» **Goal**:
Set down the whole listing verbatim.

» **Data extract**:
▼▼▼
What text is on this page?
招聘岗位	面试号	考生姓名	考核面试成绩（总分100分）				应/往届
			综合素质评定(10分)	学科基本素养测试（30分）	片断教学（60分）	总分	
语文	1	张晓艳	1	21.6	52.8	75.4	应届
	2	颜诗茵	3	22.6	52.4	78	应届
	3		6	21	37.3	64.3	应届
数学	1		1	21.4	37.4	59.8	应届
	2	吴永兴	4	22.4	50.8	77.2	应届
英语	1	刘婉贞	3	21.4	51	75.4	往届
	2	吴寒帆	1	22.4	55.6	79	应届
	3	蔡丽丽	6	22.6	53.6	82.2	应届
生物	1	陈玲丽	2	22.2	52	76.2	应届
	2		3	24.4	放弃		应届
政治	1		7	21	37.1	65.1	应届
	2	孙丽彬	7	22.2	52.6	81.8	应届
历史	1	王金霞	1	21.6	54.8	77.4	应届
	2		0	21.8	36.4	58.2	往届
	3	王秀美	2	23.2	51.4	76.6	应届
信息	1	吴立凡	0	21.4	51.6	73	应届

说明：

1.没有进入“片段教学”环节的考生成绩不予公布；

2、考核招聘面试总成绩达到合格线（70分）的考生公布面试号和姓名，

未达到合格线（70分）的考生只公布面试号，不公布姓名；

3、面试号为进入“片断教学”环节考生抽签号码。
▲▲▲
» **Expected answer**:
What text is on this page?
招聘岗位	面试号	考生姓名	考核面试成绩（总分100分）				应/往届
			综合素质评定(10分)	学科基本素养测试（30分）	片断教学（60分）	总分	
语文	1	张晓艳	1	21.6	52.8	75.4	应届
	2	颜诗茵	3	22.6	52.4	78	应届
	3		6	21	37.3	64.3	应届
数学	1		1	21.4	37.4	59.8	应届
	2	吴永兴	4	22.4	50.8	77.2	应届
英语	1	刘婉贞	3	21.4	51	75.4	往届
	2	吴寒帆	1	22.4	55.6	79	应届
	3	蔡丽丽	6	22.6	53.6	82.2	应届
生物	1	陈玲丽	2	22.2	52	76.2	应届
	2		3	24.4	放弃		应届
政治	1		7	21	37.1	65.1	应届
	2	孙丽彬	7	22.2	52.6	81.8	应届
历史	1	王金霞	1	21.6	54.8	77.4	应届
	2		0	21.8	36.4	58.2	往届
	3	王秀美	2	23.2	51.4	76.6	应届
信息	1	吴立凡	0	21.4	51.6	73	应届

说明：

1.没有进入“片段教学”环节的考生成绩不予公布；

2、考核招聘面试总成绩达到合格线（70分）的考生公布面试号和姓名，

未达到合格线（70分）的考生只公布面试号，不公布姓名；

3、面试号为进入“片断教学”环节考生抽签号码。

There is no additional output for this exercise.